Challenge
Reproduce all lines of the listing below in which the word "sammen" occurs.

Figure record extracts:
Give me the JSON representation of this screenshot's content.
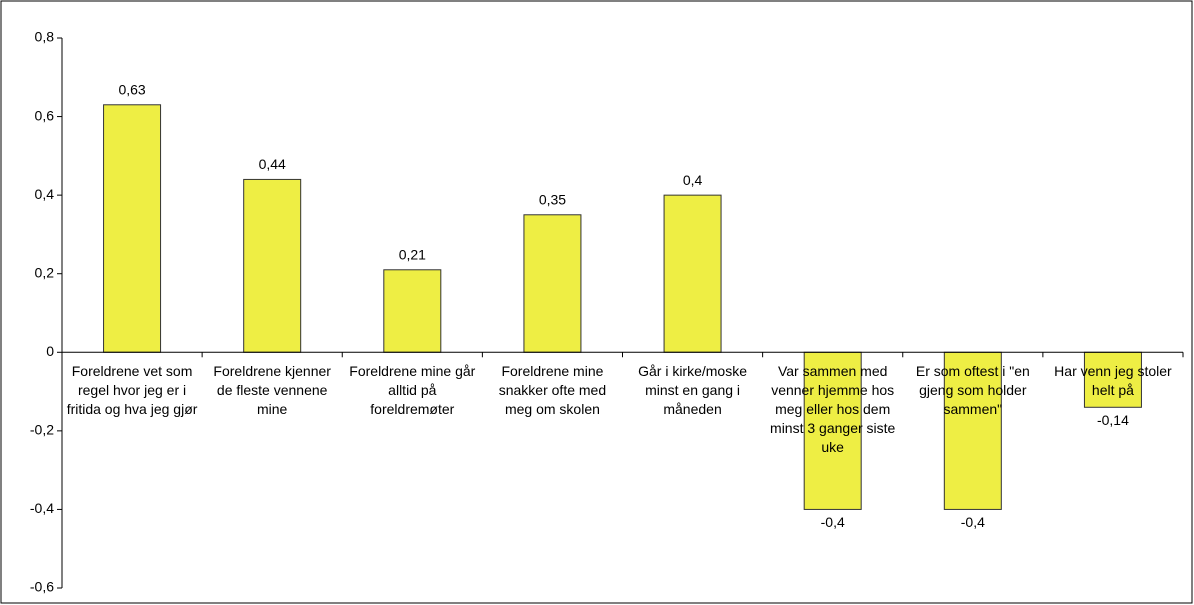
{
  "chart_data": {
    "type": "bar",
    "categories": [
      "Foreldrene vet som regel hvor jeg er i fritida og hva jeg gjør",
      "Foreldrene kjenner de fleste vennene mine",
      "Foreldrene mine går alltid på foreldremøter",
      "Foreldrene mine snakker ofte med meg om skolen",
      "Går i kirke/moske minst en gang i måneden",
      "Var sammen med venner hjemme hos meg eller hos dem minst 3 ganger siste uke",
      "Er som oftest i \"en gjeng som holder sammen\"",
      "Har venn jeg stoler helt på"
    ],
    "values": [
      0.63,
      0.44,
      0.21,
      0.35,
      0.4,
      -0.4,
      -0.4,
      -0.14
    ],
    "value_labels": [
      "0,63",
      "0,44",
      "0,21",
      "0,35",
      "0,4",
      "-0,4",
      "-0,4",
      "-0,14"
    ],
    "color": "#eeee44",
    "ylim": [
      -0.6,
      0.8
    ],
    "yticks": [
      {
        "value": -0.6,
        "label": "-0,6"
      },
      {
        "value": -0.4,
        "label": "-0,4"
      },
      {
        "value": -0.2,
        "label": "-0,2"
      },
      0,
      {
        "value": 0.2,
        "label": "0,2"
      },
      {
        "value": 0.4,
        "label": "0,4"
      },
      {
        "value": 0.6,
        "label": "0,6"
      },
      {
        "value": 0.8,
        "label": "0,8"
      }
    ],
    "grid": false
  }
}
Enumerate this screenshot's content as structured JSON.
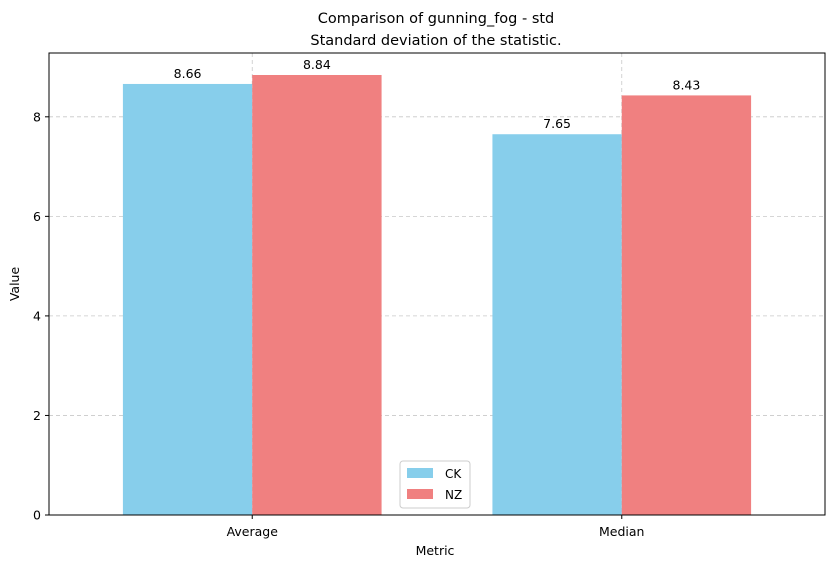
{
  "chart_data": {
    "type": "bar",
    "title": "Comparison of gunning_fog - std",
    "subtitle": "Standard deviation of the statistic.",
    "xlabel": "Metric",
    "ylabel": "Value",
    "categories": [
      "Average",
      "Median"
    ],
    "series": [
      {
        "name": "CK",
        "values": [
          8.66,
          7.65
        ],
        "color": "#87CEEB"
      },
      {
        "name": "NZ",
        "values": [
          8.84,
          8.43
        ],
        "color": "#F08080"
      }
    ],
    "data_labels": [
      [
        "8.66",
        "7.65"
      ],
      [
        "8.84",
        "8.43"
      ]
    ],
    "ylim": [
      0,
      9.282
    ],
    "yticks": [
      0,
      2,
      4,
      6,
      8
    ],
    "ytick_labels": [
      "0",
      "2",
      "4",
      "6",
      "8"
    ],
    "grid": true,
    "grid_style": "dashed",
    "legend_position": "lower center"
  }
}
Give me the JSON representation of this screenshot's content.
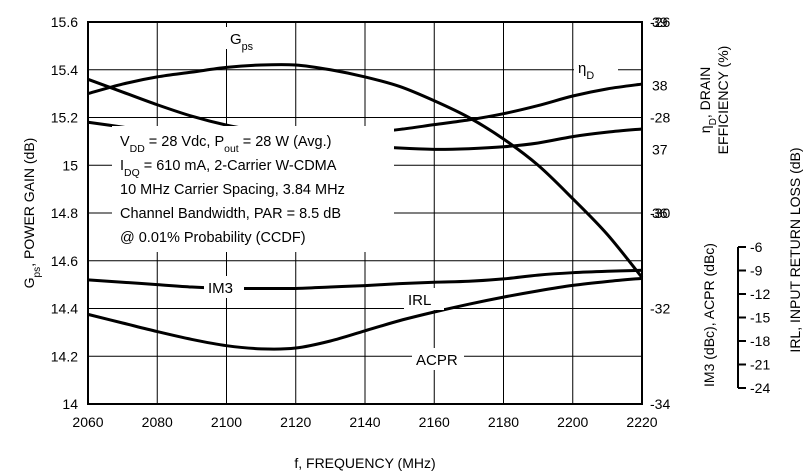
{
  "chart_data": {
    "type": "line",
    "x": [
      2060,
      2070,
      2080,
      2090,
      2100,
      2110,
      2120,
      2130,
      2140,
      2150,
      2160,
      2170,
      2180,
      2190,
      2200,
      2210,
      2220
    ],
    "xlabel": "f, FREQUENCY (MHz)",
    "xlim": [
      2060,
      2220
    ],
    "x_ticks": [
      "2060",
      "2080",
      "2100",
      "2120",
      "2140",
      "2160",
      "2180",
      "2200",
      "2220"
    ],
    "axes": {
      "left": {
        "label_parts": [
          {
            "t": "G",
            "s": "n"
          },
          {
            "t": "ps",
            "s": "sub"
          },
          {
            "t": ", POWER GAIN (dB)",
            "s": "n"
          }
        ],
        "range": [
          14,
          15.6
        ],
        "ticks": [
          "14",
          "14.2",
          "14.4",
          "14.6",
          "14.8",
          "15",
          "15.2",
          "15.4",
          "15.6"
        ]
      },
      "right_eta": {
        "label_line1_parts": [
          {
            "t": "η",
            "s": "n"
          },
          {
            "t": "D",
            "s": "sub"
          },
          {
            "t": ", DRAIN",
            "s": "n"
          }
        ],
        "label_line2": "EFFICIENCY (%)",
        "range": [
          33,
          39
        ],
        "ticks": [
          "36",
          "37",
          "38",
          "39"
        ]
      },
      "right_im3": {
        "label": "IM3 (dBc), ACPR (dBc)",
        "range": [
          -34,
          -26
        ],
        "ticks": [
          "-34",
          "-32",
          "-30",
          "-28",
          "-26"
        ]
      },
      "right_irl": {
        "label": "IRL, INPUT RETURN LOSS (dB)",
        "range": [
          -24,
          -6
        ],
        "ticks": [
          "-24",
          "-21",
          "-18",
          "-15",
          "-12",
          "-9",
          "-6"
        ]
      }
    },
    "series": [
      {
        "name": "Gps",
        "label_parts": [
          {
            "t": "G",
            "s": "n"
          },
          {
            "t": "ps",
            "s": "sub"
          }
        ],
        "axis": "left",
        "values": [
          15.3,
          15.34,
          15.37,
          15.39,
          15.41,
          15.42,
          15.42,
          15.4,
          15.37,
          15.33,
          15.27,
          15.2,
          15.11,
          15.0,
          14.86,
          14.71,
          14.53
        ]
      },
      {
        "name": "ηD",
        "label_parts": [
          {
            "t": "η",
            "s": "n"
          },
          {
            "t": "D",
            "s": "sub"
          }
        ],
        "axis": "right_eta",
        "values": [
          38.1,
          37.9,
          37.7,
          37.52,
          37.38,
          37.28,
          37.2,
          37.12,
          37.06,
          37.02,
          37.0,
          37.01,
          37.04,
          37.1,
          37.2,
          37.27,
          37.32
        ]
      },
      {
        "name": "IM3",
        "label_parts": [
          {
            "t": "IM3",
            "s": "n"
          }
        ],
        "axis": "right_im3",
        "values": [
          -28.1,
          -28.2,
          -28.3,
          -28.28,
          -28.25,
          -28.3,
          -28.35,
          -28.33,
          -28.32,
          -28.25,
          -28.15,
          -28.05,
          -27.92,
          -27.75,
          -27.55,
          -27.4,
          -27.3
        ]
      },
      {
        "name": "IRL",
        "label_parts": [
          {
            "t": "IRL",
            "s": "n"
          }
        ],
        "axis": "right_irl",
        "values": [
          -14.6,
          -15.7,
          -16.8,
          -17.8,
          -18.6,
          -19.0,
          -18.9,
          -18.0,
          -16.7,
          -15.4,
          -14.3,
          -13.3,
          -12.4,
          -11.6,
          -10.9,
          -10.4,
          -10.0
        ]
      },
      {
        "name": "ACPR",
        "label_parts": [
          {
            "t": "ACPR",
            "s": "n"
          }
        ],
        "axis": "right_im3",
        "values": [
          -31.4,
          -31.45,
          -31.5,
          -31.55,
          -31.58,
          -31.58,
          -31.58,
          -31.55,
          -31.52,
          -31.48,
          -31.45,
          -31.43,
          -31.38,
          -31.3,
          -31.25,
          -31.22,
          -31.2
        ]
      }
    ],
    "conditions": [
      [
        {
          "t": "V",
          "s": "n"
        },
        {
          "t": "DD",
          "s": "sub"
        },
        {
          "t": " = 28 Vdc, P",
          "s": "n"
        },
        {
          "t": "out",
          "s": "sub"
        },
        {
          "t": " = 28 W (Avg.)",
          "s": "n"
        }
      ],
      [
        {
          "t": "I",
          "s": "n"
        },
        {
          "t": "DQ",
          "s": "sub"
        },
        {
          "t": " = 610 mA, 2-Carrier W-CDMA",
          "s": "n"
        }
      ],
      [
        {
          "t": "10 MHz Carrier Spacing, 3.84 MHz",
          "s": "n"
        }
      ],
      [
        {
          "t": "Channel Bandwidth, PAR = 8.5 dB",
          "s": "n"
        }
      ],
      [
        {
          "t": "@ 0.01% Probability (CCDF)",
          "s": "n"
        }
      ]
    ],
    "grid": true,
    "legend": "none"
  }
}
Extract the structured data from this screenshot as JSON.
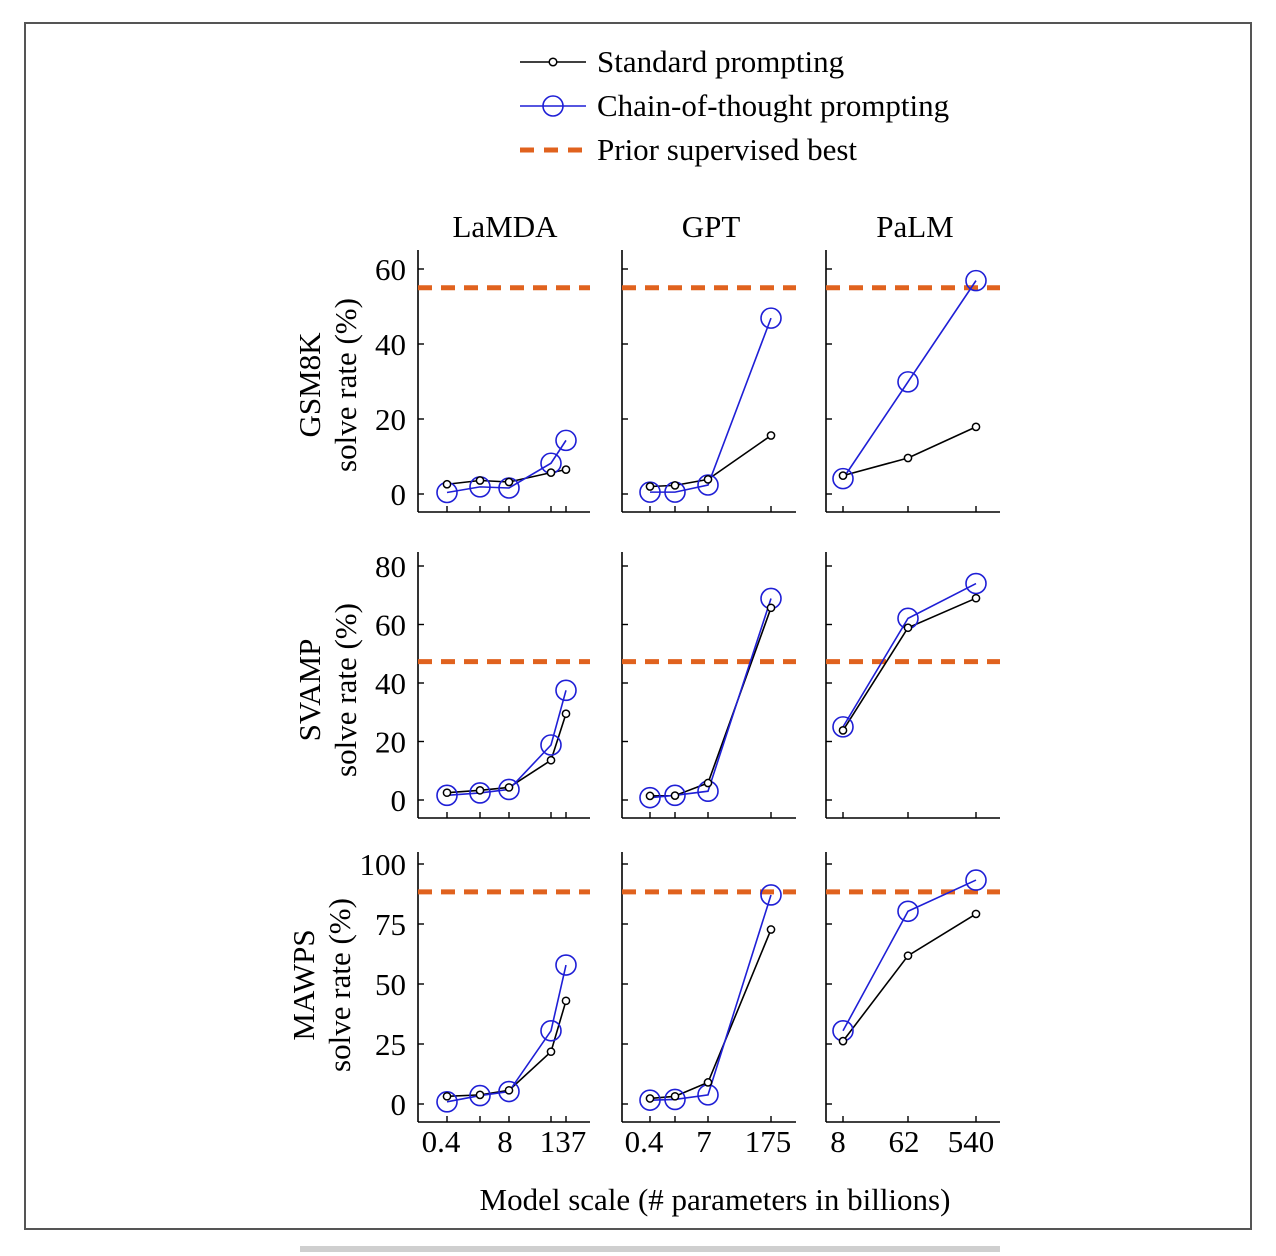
{
  "legend": {
    "items": [
      {
        "label": "Standard prompting",
        "color": "#000000",
        "marker": "small-circle"
      },
      {
        "label": "Chain-of-thought prompting",
        "color": "#1f1fd6",
        "marker": "large-circle"
      },
      {
        "label": "Prior supervised best",
        "color": "#e0621e",
        "marker": "dashed-line"
      }
    ]
  },
  "columns": [
    "LaMDA",
    "GPT",
    "PaLM"
  ],
  "rows": [
    {
      "dataset": "GSM8K",
      "ylabel": "solve rate (%)"
    },
    {
      "dataset": "SVAMP",
      "ylabel": "solve rate (%)"
    },
    {
      "dataset": "MAWPS",
      "ylabel": "solve rate (%)"
    }
  ],
  "xlabel": "Model scale (# parameters in billions)",
  "x_ticks": {
    "LaMDA": [
      "0.4",
      "8",
      "137"
    ],
    "GPT": [
      "0.4",
      "7",
      "175"
    ],
    "PaLM": [
      "8",
      "62",
      "540"
    ]
  },
  "chart_data": [
    {
      "type": "line",
      "row": "GSM8K",
      "column": "LaMDA",
      "ylim": [
        0,
        65
      ],
      "yticks": [
        0,
        20,
        40,
        60
      ],
      "x": [
        0.4,
        2,
        8,
        68,
        137
      ],
      "series": [
        {
          "name": "Standard prompting",
          "values": [
            2.6,
            3.6,
            3.2,
            5.7,
            6.5
          ]
        },
        {
          "name": "Chain-of-thought prompting",
          "values": [
            0.4,
            1.9,
            1.6,
            8.2,
            14.3
          ]
        }
      ],
      "prior_best": 55
    },
    {
      "type": "line",
      "row": "GSM8K",
      "column": "GPT",
      "ylim": [
        0,
        65
      ],
      "yticks": [
        0,
        20,
        40,
        60
      ],
      "x": [
        0.4,
        1.3,
        7,
        175
      ],
      "series": [
        {
          "name": "Standard prompting",
          "values": [
            2.0,
            2.3,
            3.9,
            15.6
          ]
        },
        {
          "name": "Chain-of-thought prompting",
          "values": [
            0.5,
            0.5,
            2.4,
            46.9
          ]
        }
      ],
      "prior_best": 55
    },
    {
      "type": "line",
      "row": "GSM8K",
      "column": "PaLM",
      "ylim": [
        0,
        65
      ],
      "yticks": [
        0,
        20,
        40,
        60
      ],
      "x": [
        8,
        62,
        540
      ],
      "series": [
        {
          "name": "Standard prompting",
          "values": [
            4.9,
            9.6,
            17.9
          ]
        },
        {
          "name": "Chain-of-thought prompting",
          "values": [
            4.1,
            29.9,
            56.9
          ]
        }
      ],
      "prior_best": 55
    },
    {
      "type": "line",
      "row": "SVAMP",
      "column": "LaMDA",
      "ylim": [
        0,
        85
      ],
      "yticks": [
        0,
        20,
        40,
        60,
        80
      ],
      "x": [
        0.4,
        2,
        8,
        68,
        137
      ],
      "series": [
        {
          "name": "Standard prompting",
          "values": [
            2.5,
            3.3,
            4.3,
            13.6,
            29.5
          ]
        },
        {
          "name": "Chain-of-thought prompting",
          "values": [
            1.6,
            2.4,
            3.6,
            18.8,
            37.5
          ]
        }
      ],
      "prior_best": 47.3
    },
    {
      "type": "line",
      "row": "SVAMP",
      "column": "GPT",
      "ylim": [
        0,
        85
      ],
      "yticks": [
        0,
        20,
        40,
        60,
        80
      ],
      "x": [
        0.4,
        1.3,
        7,
        175
      ],
      "series": [
        {
          "name": "Standard prompting",
          "values": [
            1.4,
            1.5,
            5.8,
            65.7
          ]
        },
        {
          "name": "Chain-of-thought prompting",
          "values": [
            0.8,
            1.6,
            3.0,
            68.9
          ]
        }
      ],
      "prior_best": 47.3
    },
    {
      "type": "line",
      "row": "SVAMP",
      "column": "PaLM",
      "ylim": [
        0,
        85
      ],
      "yticks": [
        0,
        20,
        40,
        60,
        80
      ],
      "x": [
        8,
        62,
        540
      ],
      "series": [
        {
          "name": "Standard prompting",
          "values": [
            23.8,
            58.9,
            69.0
          ]
        },
        {
          "name": "Chain-of-thought prompting",
          "values": [
            25.0,
            62.1,
            74.0
          ]
        }
      ],
      "prior_best": 47.3
    },
    {
      "type": "line",
      "row": "MAWPS",
      "column": "LaMDA",
      "ylim": [
        0,
        100
      ],
      "yticks": [
        0,
        25,
        50,
        75,
        100
      ],
      "x": [
        0.4,
        2,
        8,
        68,
        137
      ],
      "series": [
        {
          "name": "Standard prompting",
          "values": [
            3.2,
            3.8,
            5.7,
            21.8,
            43.0
          ]
        },
        {
          "name": "Chain-of-thought prompting",
          "values": [
            0.9,
            3.5,
            5.2,
            30.5,
            57.9
          ]
        }
      ],
      "prior_best": 88.4
    },
    {
      "type": "line",
      "row": "MAWPS",
      "column": "GPT",
      "ylim": [
        0,
        100
      ],
      "yticks": [
        0,
        25,
        50,
        75,
        100
      ],
      "x": [
        0.4,
        1.3,
        7,
        175
      ],
      "series": [
        {
          "name": "Standard prompting",
          "values": [
            2.3,
            3.2,
            9.0,
            72.7
          ]
        },
        {
          "name": "Chain-of-thought prompting",
          "values": [
            1.6,
            1.9,
            3.8,
            87.1
          ]
        }
      ],
      "prior_best": 88.4
    },
    {
      "type": "line",
      "row": "MAWPS",
      "column": "PaLM",
      "ylim": [
        0,
        100
      ],
      "yticks": [
        0,
        25,
        50,
        75,
        100
      ],
      "x": [
        8,
        62,
        540
      ],
      "series": [
        {
          "name": "Standard prompting",
          "values": [
            26.2,
            61.8,
            79.2
          ]
        },
        {
          "name": "Chain-of-thought prompting",
          "values": [
            30.5,
            80.3,
            93.3
          ]
        }
      ],
      "prior_best": 88.4
    }
  ]
}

Solution for this problem
      "Var sammen med venner hjemme hos meg eller hos dem minst 3 ganger siste uke",
      "Er som oftest i \"en gjeng som holder sammen\"",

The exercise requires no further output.